#### Short problem
Read through the records below and copy each line that uses the word "cloud".

#### Input records
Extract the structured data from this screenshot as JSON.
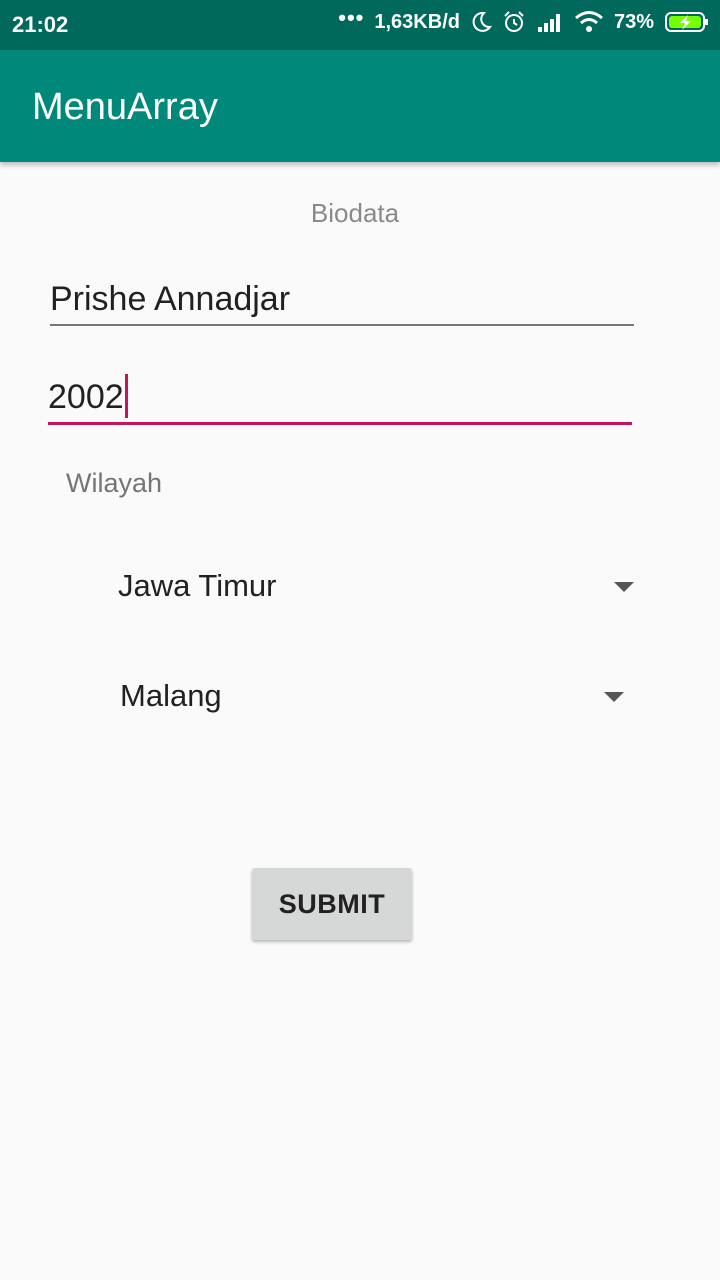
{
  "status_bar": {
    "time": "21:02",
    "network_speed": "1,63KB/d",
    "battery": "73%",
    "icons": [
      "more-dots-icon",
      "moon-icon",
      "alarm-icon",
      "signal-icon",
      "wifi-icon",
      "battery-charging-icon"
    ]
  },
  "app_bar": {
    "title": "MenuArray",
    "color": "#00897b"
  },
  "form": {
    "section_label": "Biodata",
    "name_value": "Prishe Annadjar",
    "year_value": "2002",
    "wilayah_label": "Wilayah",
    "province_selected": "Jawa Timur",
    "city_selected": "Malang",
    "submit_label": "SUBMIT",
    "accent_color": "#c2185b"
  }
}
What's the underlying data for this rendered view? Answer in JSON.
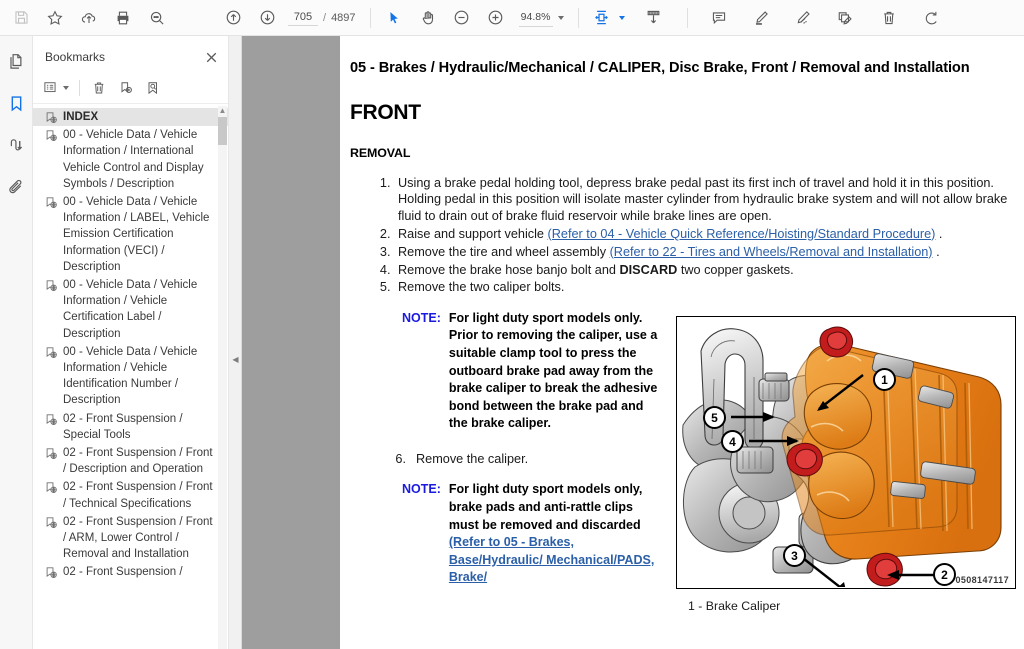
{
  "toolbar": {
    "left_tools": [
      {
        "name": "save-button",
        "icon": "save-icon",
        "disabled": true
      },
      {
        "name": "add-bookmark-star-button",
        "icon": "star-icon",
        "disabled": false
      },
      {
        "name": "upload-cloud-button",
        "icon": "cloud-upload-icon",
        "disabled": false
      },
      {
        "name": "print-button",
        "icon": "printer-icon",
        "disabled": false
      },
      {
        "name": "search-button",
        "icon": "search-icon",
        "disabled": false
      }
    ],
    "page_up_label": "previous-page",
    "page_down_label": "next-page",
    "current_page": "705",
    "page_separator": "/",
    "total_pages": "4897",
    "zoom_level": "94.8%",
    "right_tools": [
      {
        "name": "comment-button",
        "icon": "comment-icon"
      },
      {
        "name": "highlight-button",
        "icon": "highlighter-icon"
      },
      {
        "name": "draw-button",
        "icon": "pen-draw-icon"
      },
      {
        "name": "stamp-button",
        "icon": "stamp-icon"
      },
      {
        "name": "delete-button",
        "icon": "trash-icon"
      },
      {
        "name": "undo-button",
        "icon": "undo-rotate-icon"
      }
    ]
  },
  "rail": {
    "items": [
      {
        "name": "sidebar-page-thumbnails",
        "icon": "pages-icon",
        "active": false
      },
      {
        "name": "sidebar-bookmarks",
        "icon": "bookmark-icon",
        "active": true
      },
      {
        "name": "sidebar-signature",
        "icon": "signature-icon",
        "active": false
      },
      {
        "name": "sidebar-attachments",
        "icon": "paperclip-icon",
        "active": false
      }
    ]
  },
  "bookmarks": {
    "title": "Bookmarks",
    "tools": [
      {
        "name": "bookmark-options-button",
        "icon": "list-options-icon"
      },
      {
        "name": "delete-bookmark-button",
        "icon": "trash-icon"
      },
      {
        "name": "add-bookmark-button",
        "icon": "bookmark-plus-icon"
      },
      {
        "name": "find-bookmark-button",
        "icon": "bookmark-search-icon"
      }
    ],
    "items": [
      {
        "label": "INDEX",
        "selected": true
      },
      {
        "label": "00 - Vehicle Data / Vehicle Information / International Vehicle Control and Display Symbols / Description",
        "selected": false
      },
      {
        "label": "00 - Vehicle Data / Vehicle Information / LABEL, Vehicle Emission Certification Information (VECI) / Description",
        "selected": false
      },
      {
        "label": "00 - Vehicle Data / Vehicle Information / Vehicle Certification Label / Description",
        "selected": false
      },
      {
        "label": "00 - Vehicle Data / Vehicle Information / Vehicle Identification Number / Description",
        "selected": false
      },
      {
        "label": "02 - Front Suspension / Special Tools",
        "selected": false
      },
      {
        "label": "02 - Front Suspension / Front / Description and Operation",
        "selected": false
      },
      {
        "label": "02 - Front Suspension / Front / Technical Specifications",
        "selected": false
      },
      {
        "label": "02 - Front Suspension / Front / ARM, Lower Control / Removal and Installation",
        "selected": false
      },
      {
        "label": "02 - Front Suspension /",
        "selected": false
      }
    ]
  },
  "document": {
    "heading": "05 - Brakes / Hydraulic/Mechanical / CALIPER, Disc Brake, Front / Removal and Installation",
    "section_title": "FRONT",
    "subsection_title": "REMOVAL",
    "steps": [
      {
        "num": "1.",
        "parts": [
          {
            "type": "text",
            "text": "Using a brake pedal holding tool, depress brake pedal past its first inch of travel and hold it in this position. Holding pedal in this position will isolate master cylinder from hydraulic brake system and will not allow brake fluid to drain out of brake fluid reservoir while brake lines are open."
          }
        ]
      },
      {
        "num": "2.",
        "parts": [
          {
            "type": "text",
            "text": "Raise and support vehicle "
          },
          {
            "type": "link",
            "text": "(Refer to 04 - Vehicle Quick Reference/Hoisting/Standard Procedure)"
          },
          {
            "type": "text",
            "text": " ."
          }
        ]
      },
      {
        "num": "3.",
        "parts": [
          {
            "type": "text",
            "text": "Remove the tire and wheel assembly "
          },
          {
            "type": "link",
            "text": "(Refer to 22 - Tires and Wheels/Removal and Installation)"
          },
          {
            "type": "text",
            "text": " ."
          }
        ]
      },
      {
        "num": "4.",
        "parts": [
          {
            "type": "text",
            "text": "Remove the brake hose banjo bolt and "
          },
          {
            "type": "bold",
            "text": "DISCARD"
          },
          {
            "type": "text",
            "text": " two copper gaskets."
          }
        ]
      },
      {
        "num": "5.",
        "parts": [
          {
            "type": "text",
            "text": "Remove the two caliper bolts."
          }
        ]
      }
    ],
    "note1": {
      "label": "NOTE:",
      "text": "For light duty sport models only. Prior to removing the caliper, use a suitable clamp tool to press the outboard brake pad away from the brake caliper to break the adhesive bond between the brake pad and the brake caliper."
    },
    "step6": {
      "num": "6.",
      "text": "Remove the caliper."
    },
    "note2": {
      "label": "NOTE:",
      "text_before": "For light duty sport models only, brake pads and anti-rattle clips must be removed and discarded ",
      "link_text": "(Refer to 05 - Brakes, Base/Hydraulic/ Mechanical/PADS, Brake/"
    },
    "figure": {
      "id_code": "0508147117",
      "caption": "1 - Brake Caliper",
      "callouts": [
        "1",
        "2",
        "3",
        "4",
        "5"
      ],
      "alt": "Front disc brake caliper assembly exploded view"
    }
  },
  "colors": {
    "accent": "#1473e6",
    "link": "#2b5fa8",
    "note_label": "#1a1ae0",
    "caliper_orange": "#e8912a",
    "bolt_red": "#b81f1f",
    "page_backdrop": "#9e9e9e"
  }
}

#### Reply
        "name": "upload-cloud-button",
        "icon": "cloud-upload-icon",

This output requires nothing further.